**Stated problem**. Return every record below exactly as written, but leave out the pictures.

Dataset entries
-*-*-

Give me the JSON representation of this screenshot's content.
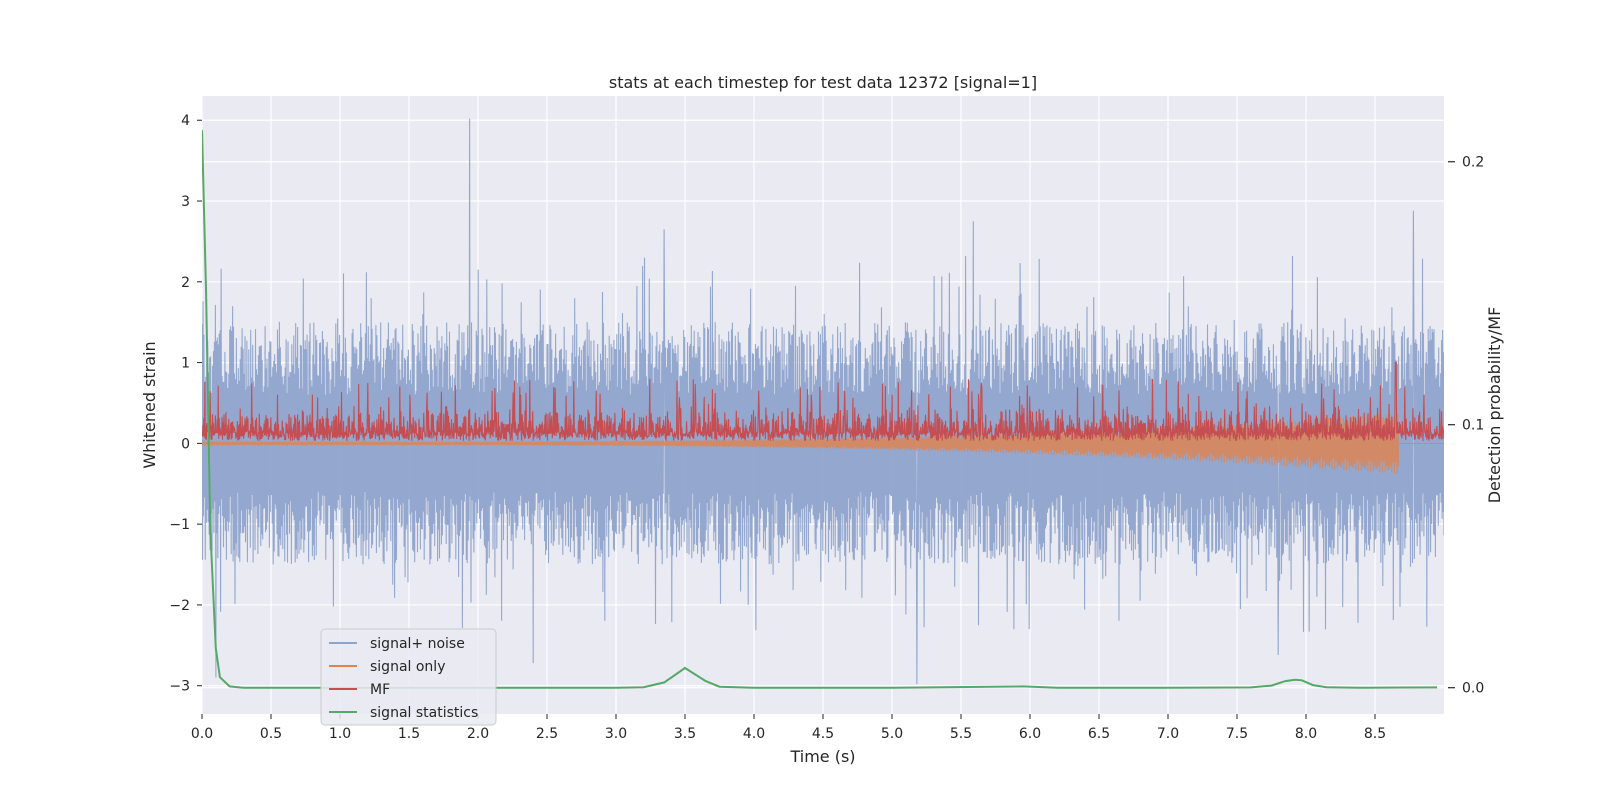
{
  "chart_data": {
    "type": "line",
    "title": "stats at each timestep for test data 12372 [signal=1]",
    "xlabel": "Time (s)",
    "ylabel": "Whitened strain",
    "y2label": "Detection probability/MF",
    "xlim": [
      0.0,
      9.0
    ],
    "ylim": [
      -3.35,
      4.3
    ],
    "y2lim": [
      -0.01,
      0.225
    ],
    "xticks": [
      0.0,
      0.5,
      1.0,
      1.5,
      2.0,
      2.5,
      3.0,
      3.5,
      4.0,
      4.5,
      5.0,
      5.5,
      6.0,
      6.5,
      7.0,
      7.5,
      8.0,
      8.5
    ],
    "xtick_labels": [
      "0.0",
      "0.5",
      "1.0",
      "1.5",
      "2.0",
      "2.5",
      "3.0",
      "3.5",
      "4.0",
      "4.5",
      "5.0",
      "5.5",
      "6.0",
      "6.5",
      "7.0",
      "7.5",
      "8.0",
      "8.5"
    ],
    "yticks": [
      -3,
      -2,
      -1,
      0,
      1,
      2,
      3,
      4
    ],
    "ytick_labels": [
      "−3",
      "−2",
      "−1",
      "0",
      "1",
      "2",
      "3",
      "4"
    ],
    "y2ticks": [
      0.0,
      0.1,
      0.2
    ],
    "y2tick_labels": [
      "0.0",
      "0.1",
      "0.2"
    ],
    "grid": true,
    "legend_position": "lower-left",
    "series": [
      {
        "name": "signal+ noise",
        "color": "#8fa4cc",
        "kind": "noise-band",
        "axis": "left",
        "envelope_low": -1.5,
        "envelope_high": 1.5,
        "spikes": [
          {
            "x": 1.94,
            "y": 4.02
          },
          {
            "x": 8.78,
            "y": 2.88
          },
          {
            "x": 3.35,
            "y": 2.65
          },
          {
            "x": 5.59,
            "y": 2.75
          },
          {
            "x": 5.18,
            "y": -2.98
          },
          {
            "x": 2.4,
            "y": -2.72
          },
          {
            "x": 0.1,
            "y": -2.9
          },
          {
            "x": 7.8,
            "y": -2.62
          }
        ]
      },
      {
        "name": "signal only",
        "color": "#dd8452",
        "kind": "chirp",
        "axis": "left",
        "start_amplitude": 0.02,
        "end_amplitude": 0.38,
        "end_time": 8.67
      },
      {
        "name": "MF",
        "color": "#c44e52",
        "kind": "mf-band",
        "axis": "left",
        "baseline": 0.08,
        "typical_high": 0.5,
        "peak": {
          "x": 8.65,
          "y": 1.0
        }
      },
      {
        "name": "signal statistics",
        "color": "#55a868",
        "kind": "line",
        "axis": "right",
        "x": [
          0.0,
          0.03,
          0.06,
          0.1,
          0.13,
          0.2,
          0.3,
          0.5,
          1.0,
          2.0,
          3.0,
          3.2,
          3.35,
          3.5,
          3.65,
          3.75,
          4.0,
          5.0,
          5.95,
          6.2,
          7.0,
          7.6,
          7.75,
          7.85,
          7.92,
          7.97,
          8.05,
          8.15,
          8.4,
          8.95
        ],
        "y": [
          0.212,
          0.15,
          0.06,
          0.015,
          0.004,
          0.0005,
          0.0,
          0.0,
          0.0,
          0.0,
          0.0,
          0.0002,
          0.002,
          0.0075,
          0.0025,
          0.0004,
          0.0,
          0.0,
          0.0005,
          0.0,
          0.0,
          0.0001,
          0.0008,
          0.0025,
          0.003,
          0.0028,
          0.001,
          0.0002,
          0.0,
          0.0001
        ]
      }
    ]
  }
}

-*-*-

**Answer to the problem**.
Give me the JSON representation of this screenshot's content.
{
  "chart_data": {
    "type": "line",
    "title": "stats at each timestep for test data 12372 [signal=1]",
    "xlabel": "Time (s)",
    "ylabel": "Whitened strain",
    "y2label": "Detection probability/MF",
    "xlim": [
      0.0,
      9.0
    ],
    "ylim": [
      -3.35,
      4.3
    ],
    "y2lim": [
      -0.01,
      0.225
    ],
    "xticks": [
      0.0,
      0.5,
      1.0,
      1.5,
      2.0,
      2.5,
      3.0,
      3.5,
      4.0,
      4.5,
      5.0,
      5.5,
      6.0,
      6.5,
      7.0,
      7.5,
      8.0,
      8.5
    ],
    "xtick_labels": [
      "0.0",
      "0.5",
      "1.0",
      "1.5",
      "2.0",
      "2.5",
      "3.0",
      "3.5",
      "4.0",
      "4.5",
      "5.0",
      "5.5",
      "6.0",
      "6.5",
      "7.0",
      "7.5",
      "8.0",
      "8.5"
    ],
    "yticks": [
      -3,
      -2,
      -1,
      0,
      1,
      2,
      3,
      4
    ],
    "ytick_labels": [
      "−3",
      "−2",
      "−1",
      "0",
      "1",
      "2",
      "3",
      "4"
    ],
    "y2ticks": [
      0.0,
      0.1,
      0.2
    ],
    "y2tick_labels": [
      "0.0",
      "0.1",
      "0.2"
    ],
    "grid": true,
    "legend_position": "lower-left",
    "series": [
      {
        "name": "signal+ noise",
        "color": "#8fa4cc",
        "kind": "noise-band",
        "axis": "left",
        "envelope_low": -1.5,
        "envelope_high": 1.5,
        "spikes": [
          {
            "x": 1.94,
            "y": 4.02
          },
          {
            "x": 8.78,
            "y": 2.88
          },
          {
            "x": 3.35,
            "y": 2.65
          },
          {
            "x": 5.59,
            "y": 2.75
          },
          {
            "x": 5.18,
            "y": -2.98
          },
          {
            "x": 2.4,
            "y": -2.72
          },
          {
            "x": 0.1,
            "y": -2.9
          },
          {
            "x": 7.8,
            "y": -2.62
          }
        ]
      },
      {
        "name": "signal only",
        "color": "#dd8452",
        "kind": "chirp",
        "axis": "left",
        "start_amplitude": 0.02,
        "end_amplitude": 0.38,
        "end_time": 8.67
      },
      {
        "name": "MF",
        "color": "#c44e52",
        "kind": "mf-band",
        "axis": "left",
        "baseline": 0.08,
        "typical_high": 0.5,
        "peak": {
          "x": 8.65,
          "y": 1.0
        }
      },
      {
        "name": "signal statistics",
        "color": "#55a868",
        "kind": "line",
        "axis": "right",
        "x": [
          0.0,
          0.03,
          0.06,
          0.1,
          0.13,
          0.2,
          0.3,
          0.5,
          1.0,
          2.0,
          3.0,
          3.2,
          3.35,
          3.5,
          3.65,
          3.75,
          4.0,
          5.0,
          5.95,
          6.2,
          7.0,
          7.6,
          7.75,
          7.85,
          7.92,
          7.97,
          8.05,
          8.15,
          8.4,
          8.95
        ],
        "y": [
          0.212,
          0.15,
          0.06,
          0.015,
          0.004,
          0.0005,
          0.0,
          0.0,
          0.0,
          0.0,
          0.0,
          0.0002,
          0.002,
          0.0075,
          0.0025,
          0.0004,
          0.0,
          0.0,
          0.0005,
          0.0,
          0.0,
          0.0001,
          0.0008,
          0.0025,
          0.003,
          0.0028,
          0.001,
          0.0002,
          0.0,
          0.0001
        ]
      }
    ]
  }
}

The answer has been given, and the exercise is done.